[Directions for this task] Reproduce the listing exactly, with no pictures in your copy.

----------------------------------------

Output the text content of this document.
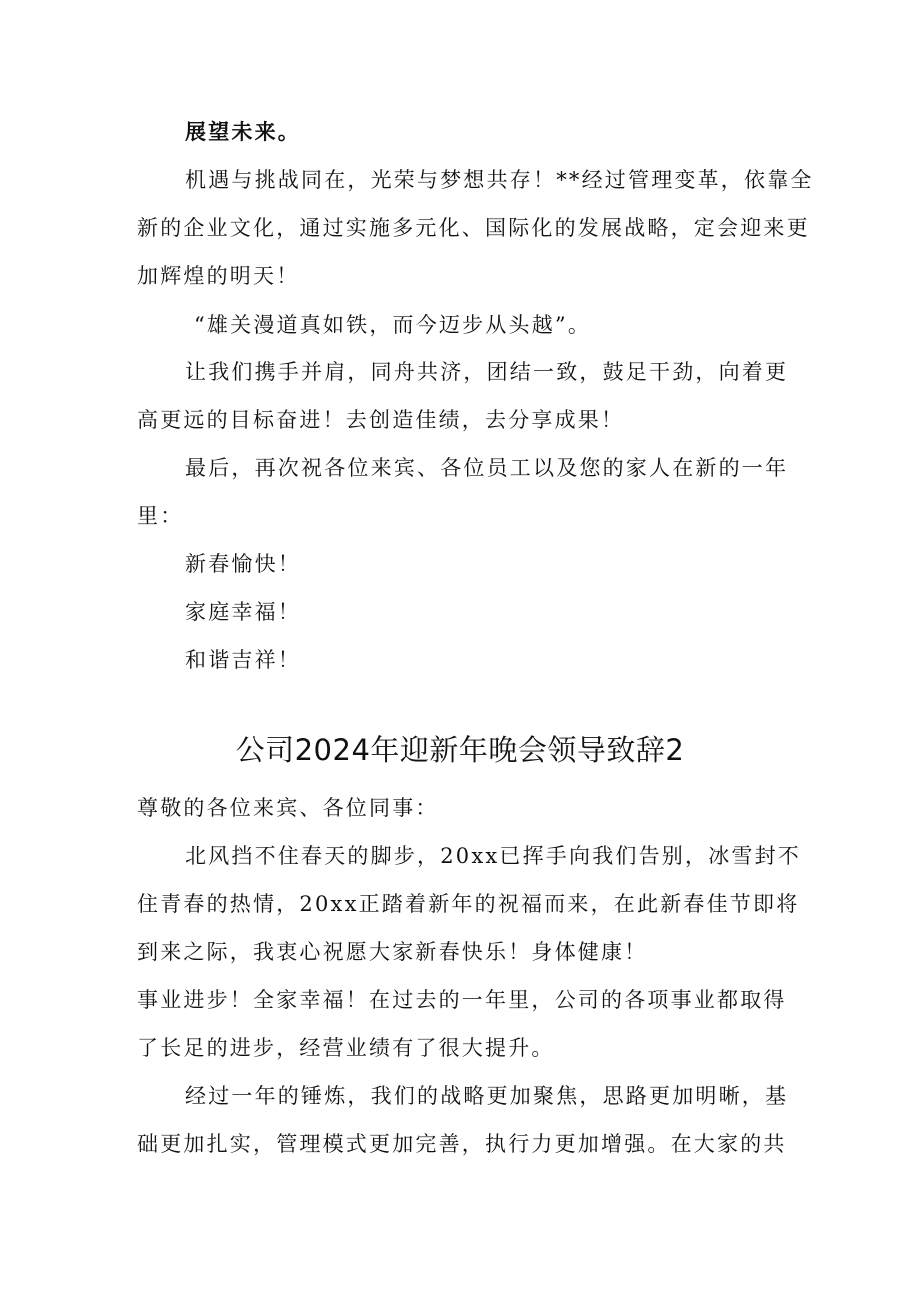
展望未来。
机遇与挑战同在，光荣与梦想共存！**经过管理变革，依靠全
新的企业文化，通过实施多元化、国际化的发展战略，定会迎来更
加辉煌的明天！
“雄关漫道真如铁，而今迈步从头越”。
让我们携手并肩，同舟共济，团结一致，鼓足干劲，向着更
高更远的目标奋进！去创造佳绩，去分享成果！
最后，再次祝各位来宾、各位员工以及您的家人在新的一年
里：
新春愉快！
家庭幸福！
和谐吉祥！
公司2024年迎新年晚会领导致辞2
尊敬的各位来宾、各位同事：
北风挡不住春天的脚步，20xx已挥手向我们告别，冰雪封不
住青春的热情，20xx正踏着新年的祝福而来，在此新春佳节即将
到来之际，我衷心祝愿大家新春快乐！身体健康！
事业进步！全家幸福！在过去的一年里，公司的各项事业都取得
了长足的进步，经营业绩有了很大提升。
经过一年的锤炼，我们的战略更加聚焦，思路更加明晰，基
础更加扎实，管理模式更加完善，执行力更加增强。在大家的共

----------------------------------------

[Exercise result]
Output the text content of this document.
展望未来。
机遇与挑战同在，光荣与梦想共存！**经过管理变革，依靠全
新的企业文化，通过实施多元化、国际化的发展战略，定会迎来更
加辉煌的明天！
“雄关漫道真如铁，而今迈步从头越”。
让我们携手并肩，同舟共济，团结一致，鼓足干劲，向着更
高更远的目标奋进！去创造佳绩，去分享成果！
最后，再次祝各位来宾、各位员工以及您的家人在新的一年
里：
新春愉快！
家庭幸福！
和谐吉祥！
公司2024年迎新年晚会领导致辞2
尊敬的各位来宾、各位同事：
北风挡不住春天的脚步，20xx已挥手向我们告别，冰雪封不
住青春的热情，20xx正踏着新年的祝福而来，在此新春佳节即将
到来之际，我衷心祝愿大家新春快乐！身体健康！
事业进步！全家幸福！在过去的一年里，公司的各项事业都取得
了长足的进步，经营业绩有了很大提升。
经过一年的锤炼，我们的战略更加聚焦，思路更加明晰，基
础更加扎实，管理模式更加完善，执行力更加增强。在大家的共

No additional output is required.